### Material

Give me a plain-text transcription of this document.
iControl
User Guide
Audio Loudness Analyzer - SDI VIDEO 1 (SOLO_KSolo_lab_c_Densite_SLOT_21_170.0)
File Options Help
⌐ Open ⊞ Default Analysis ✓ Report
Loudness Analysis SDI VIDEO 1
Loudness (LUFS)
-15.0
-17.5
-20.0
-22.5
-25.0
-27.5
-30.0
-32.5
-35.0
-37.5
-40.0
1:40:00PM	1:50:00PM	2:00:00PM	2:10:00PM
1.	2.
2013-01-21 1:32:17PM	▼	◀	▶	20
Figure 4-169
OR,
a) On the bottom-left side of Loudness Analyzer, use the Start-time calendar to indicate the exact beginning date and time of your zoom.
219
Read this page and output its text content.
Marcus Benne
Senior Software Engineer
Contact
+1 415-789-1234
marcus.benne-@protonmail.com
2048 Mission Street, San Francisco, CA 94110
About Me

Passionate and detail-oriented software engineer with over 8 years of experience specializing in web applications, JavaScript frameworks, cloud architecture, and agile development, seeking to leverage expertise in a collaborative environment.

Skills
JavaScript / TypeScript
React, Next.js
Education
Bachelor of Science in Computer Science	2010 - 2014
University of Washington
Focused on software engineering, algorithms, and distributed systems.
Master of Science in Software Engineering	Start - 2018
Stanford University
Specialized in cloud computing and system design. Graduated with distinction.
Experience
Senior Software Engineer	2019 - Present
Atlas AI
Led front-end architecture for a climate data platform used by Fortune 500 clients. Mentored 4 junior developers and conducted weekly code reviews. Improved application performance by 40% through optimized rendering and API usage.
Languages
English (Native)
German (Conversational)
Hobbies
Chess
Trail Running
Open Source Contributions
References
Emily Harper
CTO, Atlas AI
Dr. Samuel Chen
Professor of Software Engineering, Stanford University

######

Write out the entire listing exactly.

Give me a plain-text transcription of this document.
iControl
User Guide
Audio Loudness Analyzer - SDI VIDEO 1 (SOLO_KSolo_lab_c_Densite_SLOT_21_170.0)
File Options Help
⌐ Open ⊞ Default Analysis ✓ Report
Loudness Analysis SDI VIDEO 1
Loudness (LUFS)
-15.0
-17.5
-20.0
-22.5
-25.0
-27.5
-30.0
-32.5
-35.0
-37.5
-40.0
1:40:00PM	1:50:00PM	2:00:00PM	2:10:00PM
1.	2.
2013-01-21 1:32:17PM	▼	◀	▶	20
Figure 4-169
OR,
a) On the bottom-left side of Loudness Analyzer, use the Start-time calendar to indicate the exact beginning date and time of your zoom.
219
Read this page and output its text content.
Marcus Benne
Senior Software Engineer
Contact
+1 415-789-1234
marcus.benne-@protonmail.com
2048 Mission Street, San Francisco, CA 94110
About Me

Passionate and detail-oriented software engineer with over 8 years of experience specializing in web applications, JavaScript frameworks, cloud architecture, and agile development, seeking to leverage expertise in a collaborative environment.

Skills
JavaScript / TypeScript
React, Next.js
Education
Bachelor of Science in Computer Science	2010 - 2014
University of Washington
Focused on software engineering, algorithms, and distributed systems.
Master of Science in Software Engineering	Start - 2018
Stanford University
Specialized in cloud computing and system design. Graduated with distinction.
Experience
Senior Software Engineer	2019 - Present
Atlas AI
Led front-end architecture for a climate data platform used by Fortune 500 clients. Mentored 4 junior developers and conducted weekly code reviews. Improved application performance by 40% through optimized rendering and API usage.
Languages
English (Native)
German (Conversational)
Hobbies
Chess
Trail Running
Open Source Contributions
References
Emily Harper
CTO, Atlas AI
Dr. Samuel Chen
Professor of Software Engineering, Stanford University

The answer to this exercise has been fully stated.